## THE PROBLEM:
Print all the entries verbatim.

=== EXTRACTED DATA ===

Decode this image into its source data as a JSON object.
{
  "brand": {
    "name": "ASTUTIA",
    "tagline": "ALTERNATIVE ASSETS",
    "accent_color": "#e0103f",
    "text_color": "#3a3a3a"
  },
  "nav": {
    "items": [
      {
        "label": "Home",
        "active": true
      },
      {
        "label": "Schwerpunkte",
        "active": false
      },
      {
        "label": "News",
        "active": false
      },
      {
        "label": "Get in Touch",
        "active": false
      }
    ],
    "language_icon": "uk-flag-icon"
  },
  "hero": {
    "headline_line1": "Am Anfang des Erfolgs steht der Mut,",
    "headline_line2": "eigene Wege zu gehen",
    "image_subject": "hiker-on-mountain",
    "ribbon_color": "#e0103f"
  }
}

===

## RESPONSE:
Decode this image into its source data as a JSON object.
{
  "brand": {
    "name": "ASTUTIA",
    "tagline": "ALTERNATIVE ASSETS",
    "accent_color": "#e0103f",
    "text_color": "#3a3a3a"
  },
  "nav": {
    "items": [
      {
        "label": "Home",
        "active": true
      },
      {
        "label": "Schwerpunkte",
        "active": false
      },
      {
        "label": "News",
        "active": false
      },
      {
        "label": "Get in Touch",
        "active": false
      }
    ],
    "language_icon": "uk-flag-icon"
  },
  "hero": {
    "headline_line1": "Am Anfang des Erfolgs steht der Mut,",
    "headline_line2": "eigene Wege zu gehen",
    "image_subject": "hiker-on-mountain",
    "ribbon_color": "#e0103f"
  }
}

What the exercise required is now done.